• Objective:
Your task is to copy every line of this material exactly.

• Dataset excerpts:

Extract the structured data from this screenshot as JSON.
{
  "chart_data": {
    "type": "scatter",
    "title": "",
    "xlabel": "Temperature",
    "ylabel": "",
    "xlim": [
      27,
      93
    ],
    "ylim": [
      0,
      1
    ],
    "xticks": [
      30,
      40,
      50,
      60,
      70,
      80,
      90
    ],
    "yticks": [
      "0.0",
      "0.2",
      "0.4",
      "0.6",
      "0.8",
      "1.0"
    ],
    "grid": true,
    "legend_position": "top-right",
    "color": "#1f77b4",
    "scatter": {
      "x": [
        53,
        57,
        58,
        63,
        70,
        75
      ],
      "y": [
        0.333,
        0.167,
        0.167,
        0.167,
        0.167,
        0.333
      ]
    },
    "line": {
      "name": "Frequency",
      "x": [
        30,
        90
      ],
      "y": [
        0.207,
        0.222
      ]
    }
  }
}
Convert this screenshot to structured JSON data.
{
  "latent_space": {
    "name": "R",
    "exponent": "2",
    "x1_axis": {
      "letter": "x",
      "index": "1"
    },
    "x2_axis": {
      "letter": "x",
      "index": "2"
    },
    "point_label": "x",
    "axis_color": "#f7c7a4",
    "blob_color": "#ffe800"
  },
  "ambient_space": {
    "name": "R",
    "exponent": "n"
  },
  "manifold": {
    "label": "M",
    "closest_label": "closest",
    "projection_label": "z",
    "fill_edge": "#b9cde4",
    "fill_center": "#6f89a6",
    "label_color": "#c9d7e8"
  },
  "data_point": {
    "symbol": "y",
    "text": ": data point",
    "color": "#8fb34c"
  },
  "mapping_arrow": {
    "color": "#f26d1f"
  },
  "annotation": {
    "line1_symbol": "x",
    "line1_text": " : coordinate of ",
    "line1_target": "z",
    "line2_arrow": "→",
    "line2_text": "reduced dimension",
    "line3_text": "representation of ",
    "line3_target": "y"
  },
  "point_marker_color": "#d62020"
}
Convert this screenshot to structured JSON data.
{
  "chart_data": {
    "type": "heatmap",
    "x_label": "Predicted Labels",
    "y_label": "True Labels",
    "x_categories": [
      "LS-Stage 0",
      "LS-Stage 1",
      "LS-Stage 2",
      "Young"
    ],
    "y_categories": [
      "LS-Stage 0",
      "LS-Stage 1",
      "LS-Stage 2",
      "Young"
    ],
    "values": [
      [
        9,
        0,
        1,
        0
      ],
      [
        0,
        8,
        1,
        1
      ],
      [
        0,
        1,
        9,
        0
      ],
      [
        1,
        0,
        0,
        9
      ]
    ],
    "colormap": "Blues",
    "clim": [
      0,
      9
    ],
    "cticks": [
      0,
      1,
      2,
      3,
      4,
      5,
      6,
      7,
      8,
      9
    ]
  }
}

• Result for this exercise:
Extract the structured data from this screenshot as JSON.
{
  "chart_data": {
    "type": "scatter",
    "title": "",
    "xlabel": "Temperature",
    "ylabel": "",
    "xlim": [
      27,
      93
    ],
    "ylim": [
      0,
      1
    ],
    "xticks": [
      30,
      40,
      50,
      60,
      70,
      80,
      90
    ],
    "yticks": [
      "0.0",
      "0.2",
      "0.4",
      "0.6",
      "0.8",
      "1.0"
    ],
    "grid": true,
    "legend_position": "top-right",
    "color": "#1f77b4",
    "scatter": {
      "x": [
        53,
        57,
        58,
        63,
        70,
        75
      ],
      "y": [
        0.333,
        0.167,
        0.167,
        0.167,
        0.167,
        0.333
      ]
    },
    "line": {
      "name": "Frequency",
      "x": [
        30,
        90
      ],
      "y": [
        0.207,
        0.222
      ]
    }
  }
}
Convert this screenshot to structured JSON data.
{
  "latent_space": {
    "name": "R",
    "exponent": "2",
    "x1_axis": {
      "letter": "x",
      "index": "1"
    },
    "x2_axis": {
      "letter": "x",
      "index": "2"
    },
    "point_label": "x",
    "axis_color": "#f7c7a4",
    "blob_color": "#ffe800"
  },
  "ambient_space": {
    "name": "R",
    "exponent": "n"
  },
  "manifold": {
    "label": "M",
    "closest_label": "closest",
    "projection_label": "z",
    "fill_edge": "#b9cde4",
    "fill_center": "#6f89a6",
    "label_color": "#c9d7e8"
  },
  "data_point": {
    "symbol": "y",
    "text": ": data point",
    "color": "#8fb34c"
  },
  "mapping_arrow": {
    "color": "#f26d1f"
  },
  "annotation": {
    "line1_symbol": "x",
    "line1_text": " : coordinate of ",
    "line1_target": "z",
    "line2_arrow": "→",
    "line2_text": "reduced dimension",
    "line3_text": "representation of ",
    "line3_target": "y"
  },
  "point_marker_color": "#d62020"
}
Convert this screenshot to structured JSON data.
{
  "chart_data": {
    "type": "heatmap",
    "x_label": "Predicted Labels",
    "y_label": "True Labels",
    "x_categories": [
      "LS-Stage 0",
      "LS-Stage 1",
      "LS-Stage 2",
      "Young"
    ],
    "y_categories": [
      "LS-Stage 0",
      "LS-Stage 1",
      "LS-Stage 2",
      "Young"
    ],
    "values": [
      [
        9,
        0,
        1,
        0
      ],
      [
        0,
        8,
        1,
        1
      ],
      [
        0,
        1,
        9,
        0
      ],
      [
        1,
        0,
        0,
        9
      ]
    ],
    "colormap": "Blues",
    "clim": [
      0,
      9
    ],
    "cticks": [
      0,
      1,
      2,
      3,
      4,
      5,
      6,
      7,
      8,
      9
    ]
  }
}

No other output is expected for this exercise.